**Stated exercise**
Reproduce the data exactly.

**Source records**
##############################

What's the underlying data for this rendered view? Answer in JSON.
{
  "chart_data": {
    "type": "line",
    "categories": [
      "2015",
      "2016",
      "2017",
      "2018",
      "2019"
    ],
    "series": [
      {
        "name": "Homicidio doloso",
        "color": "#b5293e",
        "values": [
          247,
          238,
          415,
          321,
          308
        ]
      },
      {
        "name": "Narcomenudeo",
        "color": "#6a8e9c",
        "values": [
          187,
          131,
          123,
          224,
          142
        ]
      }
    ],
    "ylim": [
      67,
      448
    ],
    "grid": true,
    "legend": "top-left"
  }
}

##############################

**Solution to the exercise**
What's the underlying data for this rendered view? Answer in JSON.
{
  "chart_data": {
    "type": "line",
    "categories": [
      "2015",
      "2016",
      "2017",
      "2018",
      "2019"
    ],
    "series": [
      {
        "name": "Homicidio doloso",
        "color": "#b5293e",
        "values": [
          247,
          238,
          415,
          321,
          308
        ]
      },
      {
        "name": "Narcomenudeo",
        "color": "#6a8e9c",
        "values": [
          187,
          131,
          123,
          224,
          142
        ]
      }
    ],
    "ylim": [
      67,
      448
    ],
    "grid": true,
    "legend": "top-left"
  }
}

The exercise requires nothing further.